## START DATASET CONTENT

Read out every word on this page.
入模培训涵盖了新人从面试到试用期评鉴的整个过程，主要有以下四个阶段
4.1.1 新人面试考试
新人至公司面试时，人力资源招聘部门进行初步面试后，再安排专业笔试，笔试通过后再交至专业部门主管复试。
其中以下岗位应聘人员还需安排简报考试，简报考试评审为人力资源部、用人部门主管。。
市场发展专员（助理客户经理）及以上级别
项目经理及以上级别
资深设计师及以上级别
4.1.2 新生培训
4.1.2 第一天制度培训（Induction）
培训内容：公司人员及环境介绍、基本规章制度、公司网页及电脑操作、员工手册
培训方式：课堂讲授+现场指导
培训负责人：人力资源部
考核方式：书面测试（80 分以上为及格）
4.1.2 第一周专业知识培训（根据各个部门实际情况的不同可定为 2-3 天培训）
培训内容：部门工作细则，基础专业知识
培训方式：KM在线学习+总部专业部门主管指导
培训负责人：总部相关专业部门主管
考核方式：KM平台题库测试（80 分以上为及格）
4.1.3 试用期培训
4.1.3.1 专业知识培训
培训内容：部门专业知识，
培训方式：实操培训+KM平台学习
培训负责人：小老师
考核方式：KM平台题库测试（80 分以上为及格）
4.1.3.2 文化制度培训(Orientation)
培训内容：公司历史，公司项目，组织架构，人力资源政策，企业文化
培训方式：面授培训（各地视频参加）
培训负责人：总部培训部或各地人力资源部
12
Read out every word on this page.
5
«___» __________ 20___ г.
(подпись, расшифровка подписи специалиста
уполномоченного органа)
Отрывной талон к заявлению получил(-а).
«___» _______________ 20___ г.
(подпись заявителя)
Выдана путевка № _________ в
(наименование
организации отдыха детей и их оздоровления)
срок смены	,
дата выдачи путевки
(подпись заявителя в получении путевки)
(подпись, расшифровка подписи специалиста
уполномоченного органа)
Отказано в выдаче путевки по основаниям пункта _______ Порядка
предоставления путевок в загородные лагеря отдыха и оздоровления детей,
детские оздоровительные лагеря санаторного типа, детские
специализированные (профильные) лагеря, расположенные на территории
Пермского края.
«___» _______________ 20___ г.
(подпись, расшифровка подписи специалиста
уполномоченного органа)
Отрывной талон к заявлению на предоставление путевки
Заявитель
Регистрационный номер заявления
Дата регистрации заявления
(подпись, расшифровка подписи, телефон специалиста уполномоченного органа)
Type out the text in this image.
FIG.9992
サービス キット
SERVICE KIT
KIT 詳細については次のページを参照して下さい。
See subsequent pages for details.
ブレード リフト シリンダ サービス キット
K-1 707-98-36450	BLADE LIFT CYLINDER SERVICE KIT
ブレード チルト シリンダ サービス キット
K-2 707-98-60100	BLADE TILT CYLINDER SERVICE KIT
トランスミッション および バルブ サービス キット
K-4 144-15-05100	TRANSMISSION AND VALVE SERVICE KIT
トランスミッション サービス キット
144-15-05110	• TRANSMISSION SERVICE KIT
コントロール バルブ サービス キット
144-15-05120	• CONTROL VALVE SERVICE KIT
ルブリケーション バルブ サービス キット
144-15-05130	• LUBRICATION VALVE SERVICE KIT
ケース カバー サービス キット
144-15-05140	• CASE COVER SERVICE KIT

## END DATASET CONTENT

THE REQUEST - Each line that holds the word "талон" should be extracted from the records.

TASK RESULT -
Отрывной талон к заявлению получил(-а).
Отрывной талон к заявлению на предоставление путевки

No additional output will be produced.